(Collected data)
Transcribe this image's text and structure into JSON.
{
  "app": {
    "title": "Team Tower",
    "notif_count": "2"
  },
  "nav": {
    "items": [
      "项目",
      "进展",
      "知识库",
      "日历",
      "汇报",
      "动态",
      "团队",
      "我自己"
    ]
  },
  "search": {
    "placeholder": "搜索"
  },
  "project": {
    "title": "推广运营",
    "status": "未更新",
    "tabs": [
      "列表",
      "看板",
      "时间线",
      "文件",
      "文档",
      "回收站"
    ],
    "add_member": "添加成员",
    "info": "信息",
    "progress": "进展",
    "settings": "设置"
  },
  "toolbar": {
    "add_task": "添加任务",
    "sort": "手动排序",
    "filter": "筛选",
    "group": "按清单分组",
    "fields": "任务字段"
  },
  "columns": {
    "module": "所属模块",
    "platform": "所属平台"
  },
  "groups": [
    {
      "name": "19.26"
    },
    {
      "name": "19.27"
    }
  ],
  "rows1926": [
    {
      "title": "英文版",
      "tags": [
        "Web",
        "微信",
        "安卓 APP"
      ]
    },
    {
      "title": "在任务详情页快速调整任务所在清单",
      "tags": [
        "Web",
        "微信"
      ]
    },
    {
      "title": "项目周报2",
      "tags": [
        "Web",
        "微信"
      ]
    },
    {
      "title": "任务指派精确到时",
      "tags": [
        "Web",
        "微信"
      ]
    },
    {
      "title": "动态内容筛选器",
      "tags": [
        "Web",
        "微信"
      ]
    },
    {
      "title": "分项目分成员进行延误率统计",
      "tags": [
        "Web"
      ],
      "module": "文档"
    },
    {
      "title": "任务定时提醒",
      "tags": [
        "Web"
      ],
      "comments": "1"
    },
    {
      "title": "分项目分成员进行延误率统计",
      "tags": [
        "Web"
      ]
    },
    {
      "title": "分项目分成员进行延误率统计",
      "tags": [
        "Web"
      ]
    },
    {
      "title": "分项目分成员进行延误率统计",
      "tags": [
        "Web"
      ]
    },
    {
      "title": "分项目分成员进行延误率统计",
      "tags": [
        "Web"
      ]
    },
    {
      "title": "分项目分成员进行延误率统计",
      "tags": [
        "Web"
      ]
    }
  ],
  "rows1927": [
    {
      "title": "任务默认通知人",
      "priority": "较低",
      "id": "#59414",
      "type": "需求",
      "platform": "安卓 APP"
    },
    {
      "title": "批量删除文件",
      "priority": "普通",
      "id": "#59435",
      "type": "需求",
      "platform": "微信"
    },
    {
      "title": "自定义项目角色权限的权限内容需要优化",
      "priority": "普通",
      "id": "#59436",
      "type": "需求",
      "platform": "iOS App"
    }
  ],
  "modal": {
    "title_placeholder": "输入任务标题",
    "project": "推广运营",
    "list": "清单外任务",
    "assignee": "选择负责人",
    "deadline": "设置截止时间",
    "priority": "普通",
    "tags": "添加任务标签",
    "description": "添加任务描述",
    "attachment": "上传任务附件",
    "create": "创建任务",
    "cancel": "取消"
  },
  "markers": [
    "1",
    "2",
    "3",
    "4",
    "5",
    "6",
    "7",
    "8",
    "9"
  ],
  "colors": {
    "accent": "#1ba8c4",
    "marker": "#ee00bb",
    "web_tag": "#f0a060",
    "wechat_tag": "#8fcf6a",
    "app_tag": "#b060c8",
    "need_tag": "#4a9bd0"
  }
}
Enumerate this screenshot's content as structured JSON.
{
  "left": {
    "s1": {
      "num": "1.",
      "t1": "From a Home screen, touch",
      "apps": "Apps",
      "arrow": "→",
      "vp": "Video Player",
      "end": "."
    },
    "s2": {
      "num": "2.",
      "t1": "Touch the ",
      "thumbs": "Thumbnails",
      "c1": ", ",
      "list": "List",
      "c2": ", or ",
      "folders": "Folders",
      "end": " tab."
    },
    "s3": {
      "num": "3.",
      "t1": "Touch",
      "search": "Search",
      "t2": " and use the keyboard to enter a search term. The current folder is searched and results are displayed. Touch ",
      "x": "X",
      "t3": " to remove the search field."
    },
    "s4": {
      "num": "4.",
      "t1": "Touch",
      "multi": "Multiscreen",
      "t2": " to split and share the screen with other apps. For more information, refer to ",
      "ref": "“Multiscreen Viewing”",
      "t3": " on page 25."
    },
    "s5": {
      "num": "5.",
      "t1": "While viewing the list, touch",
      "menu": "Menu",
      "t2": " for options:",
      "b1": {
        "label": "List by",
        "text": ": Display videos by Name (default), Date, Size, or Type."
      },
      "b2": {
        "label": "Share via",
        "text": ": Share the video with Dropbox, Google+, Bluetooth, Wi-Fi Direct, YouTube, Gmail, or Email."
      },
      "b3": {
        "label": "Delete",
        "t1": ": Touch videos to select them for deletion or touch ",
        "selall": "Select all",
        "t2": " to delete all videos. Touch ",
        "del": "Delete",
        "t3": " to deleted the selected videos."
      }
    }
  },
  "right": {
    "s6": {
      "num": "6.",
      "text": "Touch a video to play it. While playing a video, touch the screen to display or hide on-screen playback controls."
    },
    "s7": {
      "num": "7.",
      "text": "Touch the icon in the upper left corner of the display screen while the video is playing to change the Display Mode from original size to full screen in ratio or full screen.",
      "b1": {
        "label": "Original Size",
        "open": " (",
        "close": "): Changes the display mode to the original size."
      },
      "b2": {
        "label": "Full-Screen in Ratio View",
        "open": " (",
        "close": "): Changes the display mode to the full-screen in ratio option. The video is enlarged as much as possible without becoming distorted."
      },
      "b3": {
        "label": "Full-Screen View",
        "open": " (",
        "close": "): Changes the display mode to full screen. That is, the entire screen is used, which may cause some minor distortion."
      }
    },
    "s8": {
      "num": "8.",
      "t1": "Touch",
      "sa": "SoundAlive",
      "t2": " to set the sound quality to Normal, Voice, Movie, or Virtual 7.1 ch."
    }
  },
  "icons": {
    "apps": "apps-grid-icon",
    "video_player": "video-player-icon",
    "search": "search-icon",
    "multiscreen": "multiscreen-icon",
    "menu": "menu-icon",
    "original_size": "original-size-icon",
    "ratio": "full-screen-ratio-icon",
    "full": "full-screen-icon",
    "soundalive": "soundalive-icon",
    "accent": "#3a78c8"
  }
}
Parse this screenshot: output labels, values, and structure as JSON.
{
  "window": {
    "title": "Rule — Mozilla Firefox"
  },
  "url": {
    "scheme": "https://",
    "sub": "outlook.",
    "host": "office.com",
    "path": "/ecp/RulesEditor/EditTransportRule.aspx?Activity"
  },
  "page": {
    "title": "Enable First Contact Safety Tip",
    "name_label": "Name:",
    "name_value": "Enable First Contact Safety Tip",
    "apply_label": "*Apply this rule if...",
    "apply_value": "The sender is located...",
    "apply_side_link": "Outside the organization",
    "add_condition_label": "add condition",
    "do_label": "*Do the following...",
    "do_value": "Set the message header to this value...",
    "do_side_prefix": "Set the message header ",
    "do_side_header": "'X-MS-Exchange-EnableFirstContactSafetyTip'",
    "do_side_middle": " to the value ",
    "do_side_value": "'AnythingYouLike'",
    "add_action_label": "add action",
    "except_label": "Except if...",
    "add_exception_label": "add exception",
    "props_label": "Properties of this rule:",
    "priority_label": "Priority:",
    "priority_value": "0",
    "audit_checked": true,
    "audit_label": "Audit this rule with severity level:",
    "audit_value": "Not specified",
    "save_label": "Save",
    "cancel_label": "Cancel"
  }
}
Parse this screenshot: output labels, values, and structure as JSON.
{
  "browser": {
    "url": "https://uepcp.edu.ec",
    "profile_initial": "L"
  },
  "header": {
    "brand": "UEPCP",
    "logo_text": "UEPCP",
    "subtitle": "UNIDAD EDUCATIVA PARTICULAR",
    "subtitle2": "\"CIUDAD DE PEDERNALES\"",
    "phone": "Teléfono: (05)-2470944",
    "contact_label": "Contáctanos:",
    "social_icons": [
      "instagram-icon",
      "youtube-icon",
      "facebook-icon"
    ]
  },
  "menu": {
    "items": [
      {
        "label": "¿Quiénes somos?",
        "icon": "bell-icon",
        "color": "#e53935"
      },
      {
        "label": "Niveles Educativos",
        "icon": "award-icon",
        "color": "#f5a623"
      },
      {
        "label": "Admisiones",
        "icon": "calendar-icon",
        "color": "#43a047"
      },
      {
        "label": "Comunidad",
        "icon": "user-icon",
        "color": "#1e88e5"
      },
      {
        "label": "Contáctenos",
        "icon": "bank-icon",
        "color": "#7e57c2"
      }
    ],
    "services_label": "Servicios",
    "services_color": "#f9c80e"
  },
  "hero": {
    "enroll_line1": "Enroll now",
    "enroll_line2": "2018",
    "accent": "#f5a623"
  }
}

→ WRITTEN INSTRUCTION:
Pick out the lines containing the word "videos" and show them.

→ TASK ANSWER:
        "text": ": Display videos by Name (default), Date, Size, or Type."
        "t1": ": Touch videos to select them for deletion or touch ",
        "t2": " to delete all videos. Touch ",
        "t3": " to deleted the selected videos."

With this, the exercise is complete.